• What is required
Search the material for the word "JSON" and copy each line that holds it.

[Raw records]

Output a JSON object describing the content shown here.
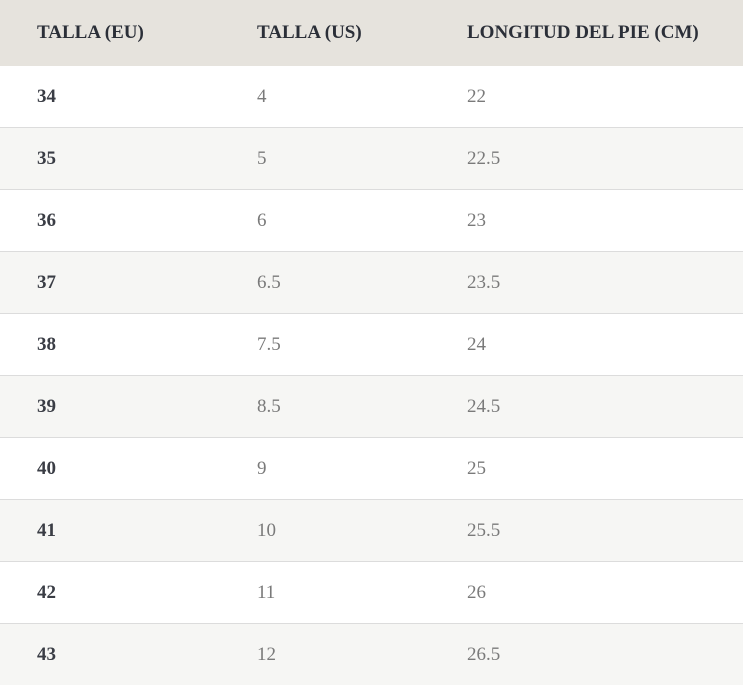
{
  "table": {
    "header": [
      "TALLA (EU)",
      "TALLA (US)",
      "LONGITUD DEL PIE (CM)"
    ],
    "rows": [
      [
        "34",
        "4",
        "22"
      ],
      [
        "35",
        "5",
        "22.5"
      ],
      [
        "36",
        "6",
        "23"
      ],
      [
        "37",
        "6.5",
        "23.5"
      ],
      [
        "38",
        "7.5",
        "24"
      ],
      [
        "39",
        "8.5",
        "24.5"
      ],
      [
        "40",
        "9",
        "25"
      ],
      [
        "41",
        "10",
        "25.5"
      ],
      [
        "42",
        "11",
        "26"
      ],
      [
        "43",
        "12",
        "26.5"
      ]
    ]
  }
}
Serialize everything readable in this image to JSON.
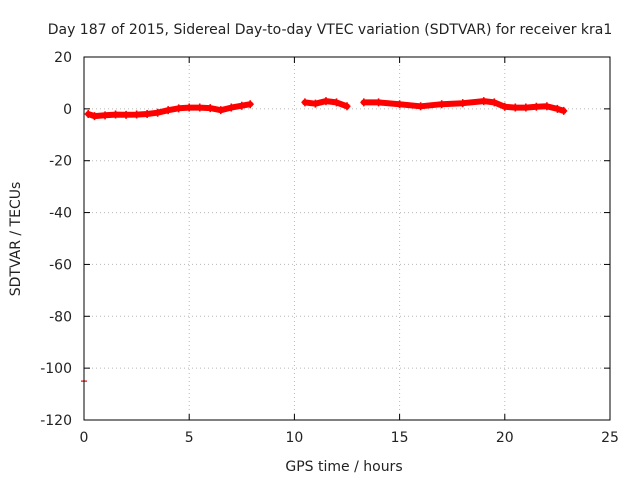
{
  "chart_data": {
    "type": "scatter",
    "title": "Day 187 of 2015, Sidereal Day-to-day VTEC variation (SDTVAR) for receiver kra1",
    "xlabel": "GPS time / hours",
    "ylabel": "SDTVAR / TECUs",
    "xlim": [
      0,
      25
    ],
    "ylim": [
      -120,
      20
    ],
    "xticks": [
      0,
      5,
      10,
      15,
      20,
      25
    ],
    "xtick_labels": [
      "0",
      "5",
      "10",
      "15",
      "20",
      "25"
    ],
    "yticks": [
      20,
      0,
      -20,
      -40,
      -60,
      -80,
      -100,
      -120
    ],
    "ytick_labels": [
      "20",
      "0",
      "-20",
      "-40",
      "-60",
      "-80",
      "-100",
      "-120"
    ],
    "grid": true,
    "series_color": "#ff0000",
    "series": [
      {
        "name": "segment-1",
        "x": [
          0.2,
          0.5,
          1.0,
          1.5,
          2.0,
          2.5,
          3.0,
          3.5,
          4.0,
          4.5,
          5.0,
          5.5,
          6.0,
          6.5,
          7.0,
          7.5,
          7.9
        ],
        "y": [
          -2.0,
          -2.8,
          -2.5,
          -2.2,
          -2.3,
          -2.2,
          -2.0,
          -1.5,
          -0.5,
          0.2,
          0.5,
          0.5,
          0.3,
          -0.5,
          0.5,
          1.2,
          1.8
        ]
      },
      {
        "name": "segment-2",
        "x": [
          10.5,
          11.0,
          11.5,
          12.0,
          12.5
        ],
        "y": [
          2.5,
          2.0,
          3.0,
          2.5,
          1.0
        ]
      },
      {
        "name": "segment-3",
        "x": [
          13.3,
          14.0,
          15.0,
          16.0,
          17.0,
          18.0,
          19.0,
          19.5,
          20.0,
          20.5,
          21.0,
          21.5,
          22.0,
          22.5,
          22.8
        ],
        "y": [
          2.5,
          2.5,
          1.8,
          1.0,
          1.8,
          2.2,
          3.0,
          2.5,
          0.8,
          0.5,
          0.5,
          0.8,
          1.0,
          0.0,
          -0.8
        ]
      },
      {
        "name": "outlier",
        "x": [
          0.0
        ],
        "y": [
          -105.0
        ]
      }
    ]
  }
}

• Written answer
Output a JSON object describing the content shown here.
Serialize everything readable in this image to JSON.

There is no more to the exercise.